Copy each line that has the string "colors" somewhere in it.

Figure data in JSON
begin
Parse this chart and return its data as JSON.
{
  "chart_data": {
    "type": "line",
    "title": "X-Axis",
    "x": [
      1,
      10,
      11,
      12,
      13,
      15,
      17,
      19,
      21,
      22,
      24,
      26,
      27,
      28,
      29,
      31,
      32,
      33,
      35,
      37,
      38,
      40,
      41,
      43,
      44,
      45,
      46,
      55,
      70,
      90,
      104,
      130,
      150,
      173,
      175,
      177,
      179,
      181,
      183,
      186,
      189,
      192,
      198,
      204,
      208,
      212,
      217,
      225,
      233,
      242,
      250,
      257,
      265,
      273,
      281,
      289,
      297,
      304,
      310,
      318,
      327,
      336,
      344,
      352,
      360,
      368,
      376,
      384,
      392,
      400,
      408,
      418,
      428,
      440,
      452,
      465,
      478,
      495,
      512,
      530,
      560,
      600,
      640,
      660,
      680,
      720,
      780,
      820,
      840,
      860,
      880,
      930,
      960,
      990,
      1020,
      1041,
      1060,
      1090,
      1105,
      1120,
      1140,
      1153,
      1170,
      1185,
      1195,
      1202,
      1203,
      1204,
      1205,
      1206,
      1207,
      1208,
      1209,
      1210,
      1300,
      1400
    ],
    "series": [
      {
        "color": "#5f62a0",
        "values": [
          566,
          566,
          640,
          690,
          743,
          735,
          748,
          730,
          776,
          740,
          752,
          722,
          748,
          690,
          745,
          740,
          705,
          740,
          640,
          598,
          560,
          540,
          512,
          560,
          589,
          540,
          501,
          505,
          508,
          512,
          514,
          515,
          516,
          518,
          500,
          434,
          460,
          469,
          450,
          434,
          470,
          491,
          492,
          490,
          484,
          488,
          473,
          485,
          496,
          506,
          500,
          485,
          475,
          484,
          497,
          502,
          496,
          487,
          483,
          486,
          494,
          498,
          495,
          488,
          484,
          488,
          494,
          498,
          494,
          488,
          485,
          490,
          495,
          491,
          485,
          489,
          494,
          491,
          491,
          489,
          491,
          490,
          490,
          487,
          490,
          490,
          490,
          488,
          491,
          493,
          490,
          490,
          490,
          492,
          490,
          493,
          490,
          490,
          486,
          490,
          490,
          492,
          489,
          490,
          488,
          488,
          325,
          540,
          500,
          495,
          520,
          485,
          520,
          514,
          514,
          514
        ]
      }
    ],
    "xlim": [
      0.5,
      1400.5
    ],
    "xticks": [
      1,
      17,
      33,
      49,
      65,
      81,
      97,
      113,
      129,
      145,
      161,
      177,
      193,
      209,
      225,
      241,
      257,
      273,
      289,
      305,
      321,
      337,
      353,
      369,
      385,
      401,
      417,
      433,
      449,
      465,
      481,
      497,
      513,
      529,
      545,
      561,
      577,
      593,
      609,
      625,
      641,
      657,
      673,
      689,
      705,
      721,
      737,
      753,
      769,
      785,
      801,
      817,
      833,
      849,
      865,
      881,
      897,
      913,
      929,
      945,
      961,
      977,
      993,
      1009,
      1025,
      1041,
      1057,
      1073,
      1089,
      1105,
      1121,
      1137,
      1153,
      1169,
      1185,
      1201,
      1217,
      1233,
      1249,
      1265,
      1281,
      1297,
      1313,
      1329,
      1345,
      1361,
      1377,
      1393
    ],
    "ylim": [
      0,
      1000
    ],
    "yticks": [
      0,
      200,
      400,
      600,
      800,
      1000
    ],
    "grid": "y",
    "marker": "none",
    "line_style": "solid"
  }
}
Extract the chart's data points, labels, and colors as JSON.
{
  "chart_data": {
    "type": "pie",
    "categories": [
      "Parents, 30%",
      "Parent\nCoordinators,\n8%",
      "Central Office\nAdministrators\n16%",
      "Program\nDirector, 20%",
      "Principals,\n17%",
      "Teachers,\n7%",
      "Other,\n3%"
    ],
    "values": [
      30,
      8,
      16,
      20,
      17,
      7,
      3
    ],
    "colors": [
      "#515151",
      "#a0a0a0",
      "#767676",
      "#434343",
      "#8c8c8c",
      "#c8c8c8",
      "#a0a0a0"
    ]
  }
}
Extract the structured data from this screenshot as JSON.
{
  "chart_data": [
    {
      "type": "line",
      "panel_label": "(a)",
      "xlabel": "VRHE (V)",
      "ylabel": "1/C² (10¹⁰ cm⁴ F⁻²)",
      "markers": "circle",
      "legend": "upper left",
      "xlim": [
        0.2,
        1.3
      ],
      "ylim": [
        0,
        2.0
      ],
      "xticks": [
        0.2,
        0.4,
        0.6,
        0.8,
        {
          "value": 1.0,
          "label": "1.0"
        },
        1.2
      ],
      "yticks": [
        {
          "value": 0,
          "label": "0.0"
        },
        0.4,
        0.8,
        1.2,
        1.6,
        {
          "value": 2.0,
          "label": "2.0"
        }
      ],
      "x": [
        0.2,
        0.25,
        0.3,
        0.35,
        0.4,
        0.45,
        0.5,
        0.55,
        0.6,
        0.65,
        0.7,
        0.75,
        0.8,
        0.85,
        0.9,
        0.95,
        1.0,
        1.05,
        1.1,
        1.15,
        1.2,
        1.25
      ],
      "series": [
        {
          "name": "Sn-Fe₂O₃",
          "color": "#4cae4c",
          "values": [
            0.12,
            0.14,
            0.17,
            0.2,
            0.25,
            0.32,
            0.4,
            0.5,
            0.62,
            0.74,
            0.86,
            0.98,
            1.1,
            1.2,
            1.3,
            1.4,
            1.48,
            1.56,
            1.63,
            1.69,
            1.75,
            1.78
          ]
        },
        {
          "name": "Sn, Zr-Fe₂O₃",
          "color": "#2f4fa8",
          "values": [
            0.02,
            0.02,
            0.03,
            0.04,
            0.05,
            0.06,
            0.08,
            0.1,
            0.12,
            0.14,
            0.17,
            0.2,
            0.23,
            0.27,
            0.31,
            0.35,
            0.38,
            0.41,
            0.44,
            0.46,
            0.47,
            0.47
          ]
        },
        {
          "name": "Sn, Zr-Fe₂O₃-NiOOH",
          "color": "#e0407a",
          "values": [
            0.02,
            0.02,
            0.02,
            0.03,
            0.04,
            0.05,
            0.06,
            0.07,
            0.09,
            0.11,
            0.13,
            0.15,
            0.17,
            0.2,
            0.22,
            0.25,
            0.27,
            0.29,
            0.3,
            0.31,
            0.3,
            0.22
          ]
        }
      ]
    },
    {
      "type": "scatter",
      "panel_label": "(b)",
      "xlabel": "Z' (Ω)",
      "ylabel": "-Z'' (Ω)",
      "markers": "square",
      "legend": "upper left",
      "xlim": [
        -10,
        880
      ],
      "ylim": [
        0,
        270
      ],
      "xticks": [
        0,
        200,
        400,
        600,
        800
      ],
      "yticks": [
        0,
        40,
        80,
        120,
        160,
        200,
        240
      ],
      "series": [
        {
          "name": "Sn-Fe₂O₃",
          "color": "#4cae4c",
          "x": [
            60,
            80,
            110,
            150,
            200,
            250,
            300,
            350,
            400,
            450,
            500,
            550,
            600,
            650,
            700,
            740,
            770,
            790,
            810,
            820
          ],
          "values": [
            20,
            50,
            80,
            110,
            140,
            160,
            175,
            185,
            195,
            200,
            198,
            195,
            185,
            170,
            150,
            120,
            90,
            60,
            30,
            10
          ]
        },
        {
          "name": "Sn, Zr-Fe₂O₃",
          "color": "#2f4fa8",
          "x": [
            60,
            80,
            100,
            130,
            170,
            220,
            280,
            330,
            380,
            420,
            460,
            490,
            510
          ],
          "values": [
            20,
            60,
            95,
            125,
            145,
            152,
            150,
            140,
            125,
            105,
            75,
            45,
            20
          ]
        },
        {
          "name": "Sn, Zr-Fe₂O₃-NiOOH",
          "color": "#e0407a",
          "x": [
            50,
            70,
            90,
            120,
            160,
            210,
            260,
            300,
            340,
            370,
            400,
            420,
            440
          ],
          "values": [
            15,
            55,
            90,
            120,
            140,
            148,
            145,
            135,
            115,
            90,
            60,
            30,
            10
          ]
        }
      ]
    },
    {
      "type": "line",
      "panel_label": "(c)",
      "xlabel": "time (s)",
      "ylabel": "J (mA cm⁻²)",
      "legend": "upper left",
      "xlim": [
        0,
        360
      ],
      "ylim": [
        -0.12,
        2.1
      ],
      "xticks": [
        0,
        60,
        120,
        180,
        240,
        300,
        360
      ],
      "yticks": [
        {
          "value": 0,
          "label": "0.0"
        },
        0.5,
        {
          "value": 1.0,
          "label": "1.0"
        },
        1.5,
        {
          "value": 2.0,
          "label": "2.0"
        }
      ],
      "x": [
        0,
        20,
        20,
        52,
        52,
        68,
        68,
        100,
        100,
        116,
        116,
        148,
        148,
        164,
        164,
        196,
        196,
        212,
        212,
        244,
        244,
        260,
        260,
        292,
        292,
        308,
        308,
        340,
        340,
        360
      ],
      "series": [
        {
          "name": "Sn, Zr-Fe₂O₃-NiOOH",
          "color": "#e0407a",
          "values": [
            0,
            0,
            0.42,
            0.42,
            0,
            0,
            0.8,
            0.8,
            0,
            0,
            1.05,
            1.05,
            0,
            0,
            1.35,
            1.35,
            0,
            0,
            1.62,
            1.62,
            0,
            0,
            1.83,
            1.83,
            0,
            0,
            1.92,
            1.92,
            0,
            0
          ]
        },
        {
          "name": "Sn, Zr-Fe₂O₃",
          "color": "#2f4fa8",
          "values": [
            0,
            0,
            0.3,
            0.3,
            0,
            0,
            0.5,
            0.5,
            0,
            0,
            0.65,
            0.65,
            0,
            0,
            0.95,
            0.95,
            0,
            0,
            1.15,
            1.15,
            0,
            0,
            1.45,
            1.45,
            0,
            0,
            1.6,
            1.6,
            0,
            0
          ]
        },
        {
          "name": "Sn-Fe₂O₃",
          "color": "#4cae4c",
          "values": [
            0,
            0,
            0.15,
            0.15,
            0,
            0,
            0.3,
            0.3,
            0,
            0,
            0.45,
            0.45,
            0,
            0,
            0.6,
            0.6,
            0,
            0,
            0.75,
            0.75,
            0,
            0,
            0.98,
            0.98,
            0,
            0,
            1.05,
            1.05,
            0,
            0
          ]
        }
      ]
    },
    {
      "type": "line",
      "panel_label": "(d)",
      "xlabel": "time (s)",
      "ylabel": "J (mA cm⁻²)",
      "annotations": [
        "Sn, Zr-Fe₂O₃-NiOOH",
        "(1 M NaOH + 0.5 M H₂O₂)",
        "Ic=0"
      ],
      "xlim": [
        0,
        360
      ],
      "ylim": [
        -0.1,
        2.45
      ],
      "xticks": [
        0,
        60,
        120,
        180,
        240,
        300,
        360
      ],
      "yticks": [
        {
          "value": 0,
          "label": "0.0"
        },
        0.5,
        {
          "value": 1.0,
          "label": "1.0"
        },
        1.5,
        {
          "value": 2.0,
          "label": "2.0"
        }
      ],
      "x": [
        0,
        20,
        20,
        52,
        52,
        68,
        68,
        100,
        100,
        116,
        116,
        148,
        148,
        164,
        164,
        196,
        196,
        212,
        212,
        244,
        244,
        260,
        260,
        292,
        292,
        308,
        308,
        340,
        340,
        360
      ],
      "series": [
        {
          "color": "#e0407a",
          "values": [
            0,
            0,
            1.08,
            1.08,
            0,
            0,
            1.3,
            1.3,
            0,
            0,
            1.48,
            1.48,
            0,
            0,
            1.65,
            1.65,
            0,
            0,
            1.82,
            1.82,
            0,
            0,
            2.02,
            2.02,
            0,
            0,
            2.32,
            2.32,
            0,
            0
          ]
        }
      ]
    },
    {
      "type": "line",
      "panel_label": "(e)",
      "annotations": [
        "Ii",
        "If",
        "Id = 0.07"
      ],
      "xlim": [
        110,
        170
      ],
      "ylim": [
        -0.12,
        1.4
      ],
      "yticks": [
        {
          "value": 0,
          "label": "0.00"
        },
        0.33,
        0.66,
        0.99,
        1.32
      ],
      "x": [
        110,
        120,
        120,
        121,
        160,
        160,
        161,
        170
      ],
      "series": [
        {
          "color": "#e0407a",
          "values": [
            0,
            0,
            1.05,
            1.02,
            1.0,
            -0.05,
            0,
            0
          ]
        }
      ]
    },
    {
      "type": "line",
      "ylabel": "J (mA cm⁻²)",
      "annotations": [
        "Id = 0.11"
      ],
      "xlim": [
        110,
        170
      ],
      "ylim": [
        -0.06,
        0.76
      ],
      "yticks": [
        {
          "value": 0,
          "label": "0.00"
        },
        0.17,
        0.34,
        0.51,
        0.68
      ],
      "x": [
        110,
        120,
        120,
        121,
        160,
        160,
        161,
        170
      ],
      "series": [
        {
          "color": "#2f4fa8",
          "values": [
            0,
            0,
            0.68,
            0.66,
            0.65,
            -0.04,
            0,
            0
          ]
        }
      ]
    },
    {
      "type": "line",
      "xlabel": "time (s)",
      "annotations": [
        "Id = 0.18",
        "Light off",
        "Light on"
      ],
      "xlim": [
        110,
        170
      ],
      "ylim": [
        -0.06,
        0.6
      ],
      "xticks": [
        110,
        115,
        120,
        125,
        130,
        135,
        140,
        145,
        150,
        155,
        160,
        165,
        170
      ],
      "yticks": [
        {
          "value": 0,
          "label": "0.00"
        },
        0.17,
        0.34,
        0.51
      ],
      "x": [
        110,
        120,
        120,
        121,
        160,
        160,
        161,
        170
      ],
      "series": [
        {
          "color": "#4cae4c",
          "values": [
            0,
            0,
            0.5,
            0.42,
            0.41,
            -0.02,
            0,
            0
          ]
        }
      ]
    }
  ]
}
end
Exercise response:
Extract the chart's data points, labels, and colors as JSON.
    "colors": [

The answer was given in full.